- DIRECTIONS
How many lines of the data hold the word "рулонного"? State the number and nothing else.

(Extracted data entries)

^^^^

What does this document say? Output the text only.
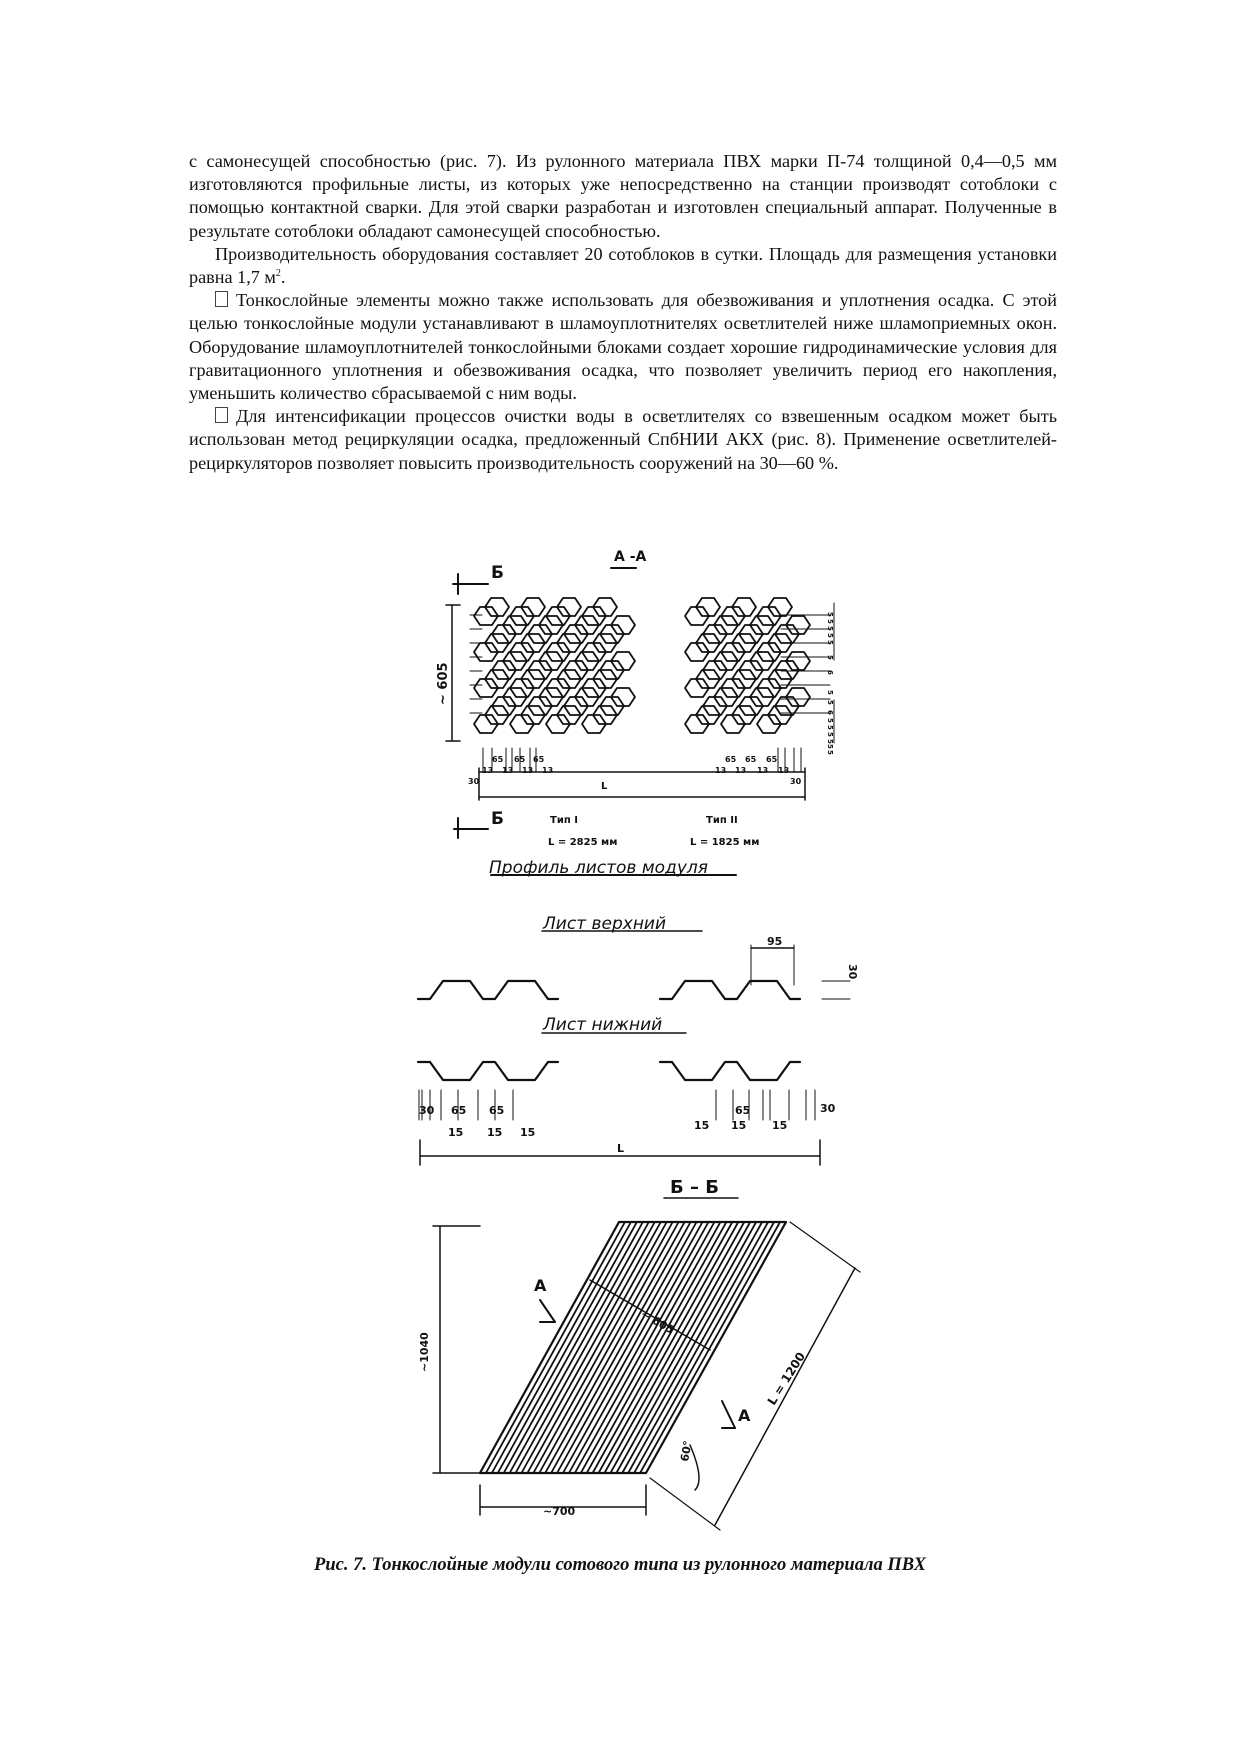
с самонесущей способностью (рис. 7). Из рулонного материала ПВХ марки П-74 толщиной 0,4—0,5 мм изготовляются профильные листы, из которых уже непосредственно на станции производят сотоблоки с помощью контактной сварки. Для этой сварки разработан и изготовлен специальный аппарат. Полученные в результате сотоблоки обладают самонесущей способностью.

Производительность оборудования составляет 20 сотоблоков в сутки. Площадь для размещения установки равна 1,7 $м^2$.

Тонкослойные элементы можно также использовать для обезвоживания и уплотнения осадка. С этой целью тонкослойные модули устанавливают в шламоуплотнителях осветлителей ниже шламоприемных окон. Оборудование шламоуплотнителей тонкослойными блоками создает хорошие гидродинамические условия для гравитационного уплотнения и обезвоживания осадка, что позволяет увеличить период его накопления, уменьшить количество сбрасываемой с ним воды.

Для интенсификации процессов очистки воды в осветлителях со взвешенным осадком может быть использован метод рециркуляции осадка, предложенный СпбНИИ АКХ (рис. 8). Применение осветлителей-рециркуляторов позволяет повысить производительность сооружений на 30—60 %.

А -А
Б
Б
~ 605
30
13
65
13
65
13
65
13	13
65
13
65
13
65
13
30
5
5
5
5
5
5
6
5
5
6
5
5
5
5
5
5
L
Тип I
L = 2825 мм
Тип II
L = 1825 мм
Профиль листов модуля
Лист верхний
95
30
Лист нижний
30 65 65
15 15 15
65
15 15 15
30
L
Б – Б
А
А
~ 605
L = 1200
~1040
60°
~700
Рис. 7. Тонкослойные модули сотового типа из рулонного материала ПВХ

^^^^

- THE ANSWER
2